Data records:
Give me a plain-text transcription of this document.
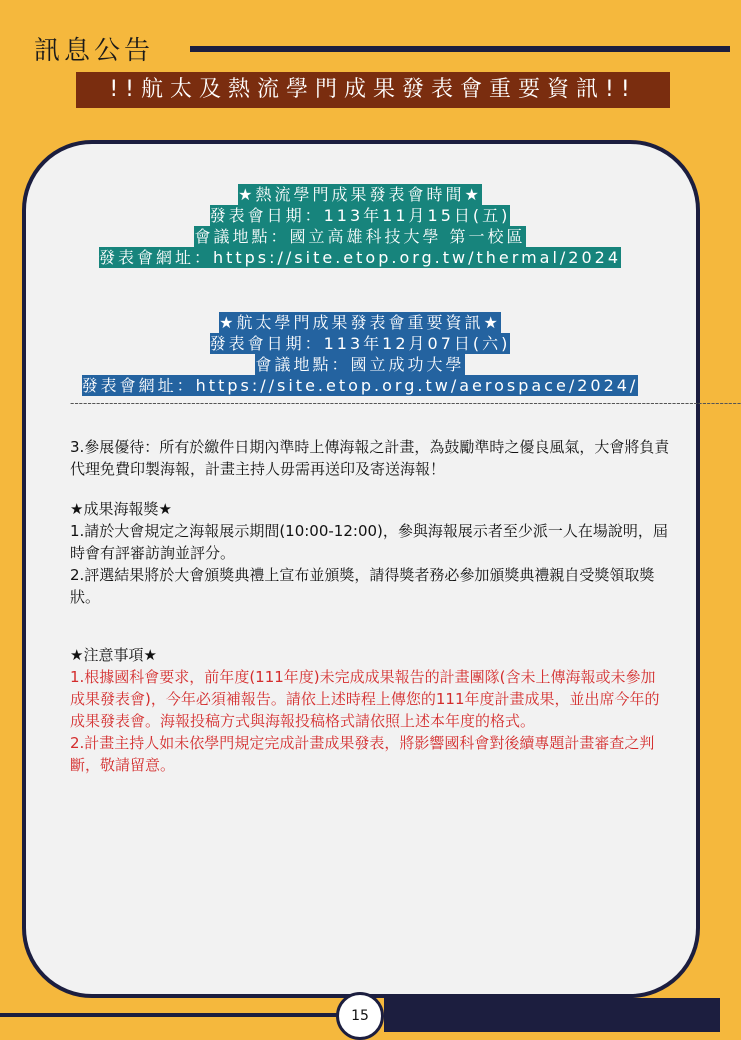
訊息公告
!!航太及熱流學門成果發表會重要資訊!!
★熱流學門成果發表會時間★
發表會日期：113年11月15日(五)
會議地點：國立高雄科技大學 第一校區
發表會網址：https://site.etop.org.tw/thermal/2024
★航太學門成果發表會重要資訊★
發表會日期：113年12月07日(六)
會議地點：國立成功大學
發表會網址：https://site.etop.org.tw/aerospace/2024/
-----------------------------------------------------------------------------------------------------------------------------------------------------------

3.參展優待：所有於繳件日期內準時上傳海報之計畫，為鼓勵準時之優良風氣，大會將負責代理免費印製海報，計畫主持人毋需再送印及寄送海報！

★成果海報獎★

1.請於大會規定之海報展示期間(10:00-12:00)，參與海報展示者至少派一人在場說明，屆時會有評審訪詢並評分。

2.評選結果將於大會頒獎典禮上宣布並頒獎，請得獎者務必參加頒獎典禮親自受獎領取獎狀。

★注意事項★

1.根據國科會要求，前年度(111年度)未完成成果報告的計畫團隊(含未上傳海報或未參加成果發表會)，今年必須補報告。請依上述時程上傳您的111年度計畫成果，並出席今年的成果發表會。海報投稿方式與海報投稿格式請依照上述本年度的格式。

2.計畫主持人如未依學門規定完成計畫成果發表，將影響國科會對後續專題計畫審查之判斷，敬請留意。

15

Exercise: Omit the pictures and give the material again, exactly and in full.

Solution for this problem:
Give me a plain-text transcription of this document.
訊息公告
!!航太及熱流學門成果發表會重要資訊!!
★熱流學門成果發表會時間★
發表會日期：113年11月15日(五)
會議地點：國立高雄科技大學 第一校區
發表會網址：https://site.etop.org.tw/thermal/2024
★航太學門成果發表會重要資訊★
發表會日期：113年12月07日(六)
會議地點：國立成功大學
發表會網址：https://site.etop.org.tw/aerospace/2024/
-----------------------------------------------------------------------------------------------------------------------------------------------------------

3.參展優待：所有於繳件日期內準時上傳海報之計畫，為鼓勵準時之優良風氣，大會將負責代理免費印製海報，計畫主持人毋需再送印及寄送海報！

★成果海報獎★

1.請於大會規定之海報展示期間(10:00-12:00)，參與海報展示者至少派一人在場說明，屆時會有評審訪詢並評分。

2.評選結果將於大會頒獎典禮上宣布並頒獎，請得獎者務必參加頒獎典禮親自受獎領取獎狀。

★注意事項★

1.根據國科會要求，前年度(111年度)未完成成果報告的計畫團隊(含未上傳海報或未參加成果發表會)，今年必須補報告。請依上述時程上傳您的111年度計畫成果，並出席今年的成果發表會。海報投稿方式與海報投稿格式請依照上述本年度的格式。

2.計畫主持人如未依學門規定完成計畫成果發表，將影響國科會對後續專題計畫審查之判斷，敬請留意。

15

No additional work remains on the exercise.